-- Start of Input rows --
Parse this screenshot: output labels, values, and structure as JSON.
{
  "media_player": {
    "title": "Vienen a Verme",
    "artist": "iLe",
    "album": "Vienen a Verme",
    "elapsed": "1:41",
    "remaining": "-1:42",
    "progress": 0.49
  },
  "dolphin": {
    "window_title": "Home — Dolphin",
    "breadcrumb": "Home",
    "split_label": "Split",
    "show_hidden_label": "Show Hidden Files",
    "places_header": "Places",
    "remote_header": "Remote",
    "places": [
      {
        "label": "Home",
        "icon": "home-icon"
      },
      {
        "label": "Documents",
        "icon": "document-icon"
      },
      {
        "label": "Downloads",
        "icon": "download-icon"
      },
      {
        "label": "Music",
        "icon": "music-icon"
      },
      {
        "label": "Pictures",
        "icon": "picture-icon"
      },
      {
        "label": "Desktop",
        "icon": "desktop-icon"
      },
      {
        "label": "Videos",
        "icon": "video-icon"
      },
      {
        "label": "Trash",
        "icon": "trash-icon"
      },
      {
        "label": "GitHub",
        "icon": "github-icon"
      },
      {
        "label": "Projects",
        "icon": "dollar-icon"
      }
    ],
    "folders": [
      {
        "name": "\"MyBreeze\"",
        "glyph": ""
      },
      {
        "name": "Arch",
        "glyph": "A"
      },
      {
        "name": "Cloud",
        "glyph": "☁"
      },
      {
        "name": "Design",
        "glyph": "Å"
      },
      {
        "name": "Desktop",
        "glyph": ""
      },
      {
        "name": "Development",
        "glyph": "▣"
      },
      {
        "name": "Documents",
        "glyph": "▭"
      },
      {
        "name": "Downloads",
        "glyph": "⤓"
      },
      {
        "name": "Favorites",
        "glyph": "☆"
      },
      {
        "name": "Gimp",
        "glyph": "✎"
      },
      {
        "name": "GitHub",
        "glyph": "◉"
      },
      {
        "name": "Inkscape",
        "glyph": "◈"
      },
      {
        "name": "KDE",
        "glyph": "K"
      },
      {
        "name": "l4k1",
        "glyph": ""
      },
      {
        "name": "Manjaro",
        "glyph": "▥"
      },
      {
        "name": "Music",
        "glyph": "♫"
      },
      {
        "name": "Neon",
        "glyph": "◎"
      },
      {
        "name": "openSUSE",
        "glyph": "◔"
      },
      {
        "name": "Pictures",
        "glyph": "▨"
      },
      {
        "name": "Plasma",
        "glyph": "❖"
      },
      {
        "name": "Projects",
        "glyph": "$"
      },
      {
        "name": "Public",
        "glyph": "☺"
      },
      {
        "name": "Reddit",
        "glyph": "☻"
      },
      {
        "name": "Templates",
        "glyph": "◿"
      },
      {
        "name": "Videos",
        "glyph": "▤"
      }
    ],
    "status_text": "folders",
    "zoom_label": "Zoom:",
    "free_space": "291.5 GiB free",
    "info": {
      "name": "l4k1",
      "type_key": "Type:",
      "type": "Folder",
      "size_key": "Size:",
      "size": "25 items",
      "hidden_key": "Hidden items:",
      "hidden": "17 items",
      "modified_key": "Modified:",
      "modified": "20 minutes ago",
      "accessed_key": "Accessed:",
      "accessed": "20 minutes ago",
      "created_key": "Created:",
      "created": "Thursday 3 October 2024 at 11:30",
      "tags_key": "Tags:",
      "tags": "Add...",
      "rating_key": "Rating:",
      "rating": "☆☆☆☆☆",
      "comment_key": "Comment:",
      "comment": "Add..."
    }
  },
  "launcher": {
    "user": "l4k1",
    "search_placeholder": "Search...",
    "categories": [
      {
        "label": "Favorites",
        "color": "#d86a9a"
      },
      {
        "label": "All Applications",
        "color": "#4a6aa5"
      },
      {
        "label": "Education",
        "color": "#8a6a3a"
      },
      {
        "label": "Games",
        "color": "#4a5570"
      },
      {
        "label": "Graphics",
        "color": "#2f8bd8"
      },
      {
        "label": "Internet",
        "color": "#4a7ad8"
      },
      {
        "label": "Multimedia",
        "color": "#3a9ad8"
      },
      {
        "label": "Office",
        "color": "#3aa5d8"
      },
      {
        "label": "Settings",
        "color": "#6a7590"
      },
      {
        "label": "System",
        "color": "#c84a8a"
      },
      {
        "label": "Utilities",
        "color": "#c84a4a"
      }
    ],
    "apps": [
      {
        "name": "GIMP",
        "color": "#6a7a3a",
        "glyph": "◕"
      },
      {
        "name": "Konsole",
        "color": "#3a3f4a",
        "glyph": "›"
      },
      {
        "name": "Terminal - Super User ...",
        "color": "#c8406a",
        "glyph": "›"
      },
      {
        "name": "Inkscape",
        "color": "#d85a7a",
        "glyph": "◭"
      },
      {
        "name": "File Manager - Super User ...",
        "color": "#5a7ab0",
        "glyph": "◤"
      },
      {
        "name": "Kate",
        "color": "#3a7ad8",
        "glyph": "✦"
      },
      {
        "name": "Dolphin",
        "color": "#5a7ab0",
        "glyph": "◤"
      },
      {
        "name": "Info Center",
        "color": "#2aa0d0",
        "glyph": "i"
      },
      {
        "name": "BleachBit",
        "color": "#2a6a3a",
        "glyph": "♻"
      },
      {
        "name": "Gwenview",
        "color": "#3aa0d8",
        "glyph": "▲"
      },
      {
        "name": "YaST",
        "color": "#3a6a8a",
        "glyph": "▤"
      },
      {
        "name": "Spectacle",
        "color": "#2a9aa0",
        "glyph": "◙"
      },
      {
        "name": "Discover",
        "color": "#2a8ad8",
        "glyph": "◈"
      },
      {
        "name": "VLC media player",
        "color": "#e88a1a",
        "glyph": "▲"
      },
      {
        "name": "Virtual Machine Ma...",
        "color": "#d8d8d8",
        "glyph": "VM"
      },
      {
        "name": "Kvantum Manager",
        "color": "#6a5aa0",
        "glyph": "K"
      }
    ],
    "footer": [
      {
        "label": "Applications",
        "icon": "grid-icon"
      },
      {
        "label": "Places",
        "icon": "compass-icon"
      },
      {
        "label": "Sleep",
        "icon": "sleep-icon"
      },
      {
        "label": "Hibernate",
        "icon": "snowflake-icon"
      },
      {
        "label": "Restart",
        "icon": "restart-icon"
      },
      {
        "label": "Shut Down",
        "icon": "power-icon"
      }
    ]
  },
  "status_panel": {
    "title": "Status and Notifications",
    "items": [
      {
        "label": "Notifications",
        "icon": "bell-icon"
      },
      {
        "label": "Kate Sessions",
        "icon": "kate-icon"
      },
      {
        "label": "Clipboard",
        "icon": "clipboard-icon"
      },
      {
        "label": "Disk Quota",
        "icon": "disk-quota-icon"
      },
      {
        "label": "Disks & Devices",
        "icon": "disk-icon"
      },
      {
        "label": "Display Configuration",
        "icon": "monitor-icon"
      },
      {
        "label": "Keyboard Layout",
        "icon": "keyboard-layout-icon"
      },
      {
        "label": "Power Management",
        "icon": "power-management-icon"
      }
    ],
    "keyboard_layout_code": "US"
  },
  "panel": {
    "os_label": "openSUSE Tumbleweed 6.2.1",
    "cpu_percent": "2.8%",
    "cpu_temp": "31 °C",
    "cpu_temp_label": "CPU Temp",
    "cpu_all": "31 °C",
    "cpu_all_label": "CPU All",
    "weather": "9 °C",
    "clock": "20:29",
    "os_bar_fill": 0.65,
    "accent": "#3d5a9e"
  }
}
-- End of Input rows --
Retype all of the material above with every character intact.

*Exercise result*:
Parse this screenshot: output labels, values, and structure as JSON.
{
  "media_player": {
    "title": "Vienen a Verme",
    "artist": "iLe",
    "album": "Vienen a Verme",
    "elapsed": "1:41",
    "remaining": "-1:42",
    "progress": 0.49
  },
  "dolphin": {
    "window_title": "Home — Dolphin",
    "breadcrumb": "Home",
    "split_label": "Split",
    "show_hidden_label": "Show Hidden Files",
    "places_header": "Places",
    "remote_header": "Remote",
    "places": [
      {
        "label": "Home",
        "icon": "home-icon"
      },
      {
        "label": "Documents",
        "icon": "document-icon"
      },
      {
        "label": "Downloads",
        "icon": "download-icon"
      },
      {
        "label": "Music",
        "icon": "music-icon"
      },
      {
        "label": "Pictures",
        "icon": "picture-icon"
      },
      {
        "label": "Desktop",
        "icon": "desktop-icon"
      },
      {
        "label": "Videos",
        "icon": "video-icon"
      },
      {
        "label": "Trash",
        "icon": "trash-icon"
      },
      {
        "label": "GitHub",
        "icon": "github-icon"
      },
      {
        "label": "Projects",
        "icon": "dollar-icon"
      }
    ],
    "folders": [
      {
        "name": "\"MyBreeze\"",
        "glyph": ""
      },
      {
        "name": "Arch",
        "glyph": "A"
      },
      {
        "name": "Cloud",
        "glyph": "☁"
      },
      {
        "name": "Design",
        "glyph": "Å"
      },
      {
        "name": "Desktop",
        "glyph": ""
      },
      {
        "name": "Development",
        "glyph": "▣"
      },
      {
        "name": "Documents",
        "glyph": "▭"
      },
      {
        "name": "Downloads",
        "glyph": "⤓"
      },
      {
        "name": "Favorites",
        "glyph": "☆"
      },
      {
        "name": "Gimp",
        "glyph": "✎"
      },
      {
        "name": "GitHub",
        "glyph": "◉"
      },
      {
        "name": "Inkscape",
        "glyph": "◈"
      },
      {
        "name": "KDE",
        "glyph": "K"
      },
      {
        "name": "l4k1",
        "glyph": ""
      },
      {
        "name": "Manjaro",
        "glyph": "▥"
      },
      {
        "name": "Music",
        "glyph": "♫"
      },
      {
        "name": "Neon",
        "glyph": "◎"
      },
      {
        "name": "openSUSE",
        "glyph": "◔"
      },
      {
        "name": "Pictures",
        "glyph": "▨"
      },
      {
        "name": "Plasma",
        "glyph": "❖"
      },
      {
        "name": "Projects",
        "glyph": "$"
      },
      {
        "name": "Public",
        "glyph": "☺"
      },
      {
        "name": "Reddit",
        "glyph": "☻"
      },
      {
        "name": "Templates",
        "glyph": "◿"
      },
      {
        "name": "Videos",
        "glyph": "▤"
      }
    ],
    "status_text": "folders",
    "zoom_label": "Zoom:",
    "free_space": "291.5 GiB free",
    "info": {
      "name": "l4k1",
      "type_key": "Type:",
      "type": "Folder",
      "size_key": "Size:",
      "size": "25 items",
      "hidden_key": "Hidden items:",
      "hidden": "17 items",
      "modified_key": "Modified:",
      "modified": "20 minutes ago",
      "accessed_key": "Accessed:",
      "accessed": "20 minutes ago",
      "created_key": "Created:",
      "created": "Thursday 3 October 2024 at 11:30",
      "tags_key": "Tags:",
      "tags": "Add...",
      "rating_key": "Rating:",
      "rating": "☆☆☆☆☆",
      "comment_key": "Comment:",
      "comment": "Add..."
    }
  },
  "launcher": {
    "user": "l4k1",
    "search_placeholder": "Search...",
    "categories": [
      {
        "label": "Favorites",
        "color": "#d86a9a"
      },
      {
        "label": "All Applications",
        "color": "#4a6aa5"
      },
      {
        "label": "Education",
        "color": "#8a6a3a"
      },
      {
        "label": "Games",
        "color": "#4a5570"
      },
      {
        "label": "Graphics",
        "color": "#2f8bd8"
      },
      {
        "label": "Internet",
        "color": "#4a7ad8"
      },
      {
        "label": "Multimedia",
        "color": "#3a9ad8"
      },
      {
        "label": "Office",
        "color": "#3aa5d8"
      },
      {
        "label": "Settings",
        "color": "#6a7590"
      },
      {
        "label": "System",
        "color": "#c84a8a"
      },
      {
        "label": "Utilities",
        "color": "#c84a4a"
      }
    ],
    "apps": [
      {
        "name": "GIMP",
        "color": "#6a7a3a",
        "glyph": "◕"
      },
      {
        "name": "Konsole",
        "color": "#3a3f4a",
        "glyph": "›"
      },
      {
        "name": "Terminal - Super User ...",
        "color": "#c8406a",
        "glyph": "›"
      },
      {
        "name": "Inkscape",
        "color": "#d85a7a",
        "glyph": "◭"
      },
      {
        "name": "File Manager - Super User ...",
        "color": "#5a7ab0",
        "glyph": "◤"
      },
      {
        "name": "Kate",
        "color": "#3a7ad8",
        "glyph": "✦"
      },
      {
        "name": "Dolphin",
        "color": "#5a7ab0",
        "glyph": "◤"
      },
      {
        "name": "Info Center",
        "color": "#2aa0d0",
        "glyph": "i"
      },
      {
        "name": "BleachBit",
        "color": "#2a6a3a",
        "glyph": "♻"
      },
      {
        "name": "Gwenview",
        "color": "#3aa0d8",
        "glyph": "▲"
      },
      {
        "name": "YaST",
        "color": "#3a6a8a",
        "glyph": "▤"
      },
      {
        "name": "Spectacle",
        "color": "#2a9aa0",
        "glyph": "◙"
      },
      {
        "name": "Discover",
        "color": "#2a8ad8",
        "glyph": "◈"
      },
      {
        "name": "VLC media player",
        "color": "#e88a1a",
        "glyph": "▲"
      },
      {
        "name": "Virtual Machine Ma...",
        "color": "#d8d8d8",
        "glyph": "VM"
      },
      {
        "name": "Kvantum Manager",
        "color": "#6a5aa0",
        "glyph": "K"
      }
    ],
    "footer": [
      {
        "label": "Applications",
        "icon": "grid-icon"
      },
      {
        "label": "Places",
        "icon": "compass-icon"
      },
      {
        "label": "Sleep",
        "icon": "sleep-icon"
      },
      {
        "label": "Hibernate",
        "icon": "snowflake-icon"
      },
      {
        "label": "Restart",
        "icon": "restart-icon"
      },
      {
        "label": "Shut Down",
        "icon": "power-icon"
      }
    ]
  },
  "status_panel": {
    "title": "Status and Notifications",
    "items": [
      {
        "label": "Notifications",
        "icon": "bell-icon"
      },
      {
        "label": "Kate Sessions",
        "icon": "kate-icon"
      },
      {
        "label": "Clipboard",
        "icon": "clipboard-icon"
      },
      {
        "label": "Disk Quota",
        "icon": "disk-quota-icon"
      },
      {
        "label": "Disks & Devices",
        "icon": "disk-icon"
      },
      {
        "label": "Display Configuration",
        "icon": "monitor-icon"
      },
      {
        "label": "Keyboard Layout",
        "icon": "keyboard-layout-icon"
      },
      {
        "label": "Power Management",
        "icon": "power-management-icon"
      }
    ],
    "keyboard_layout_code": "US"
  },
  "panel": {
    "os_label": "openSUSE Tumbleweed 6.2.1",
    "cpu_percent": "2.8%",
    "cpu_temp": "31 °C",
    "cpu_temp_label": "CPU Temp",
    "cpu_all": "31 °C",
    "cpu_all_label": "CPU All",
    "weather": "9 °C",
    "clock": "20:29",
    "os_bar_fill": 0.65,
    "accent": "#3d5a9e"
  }
}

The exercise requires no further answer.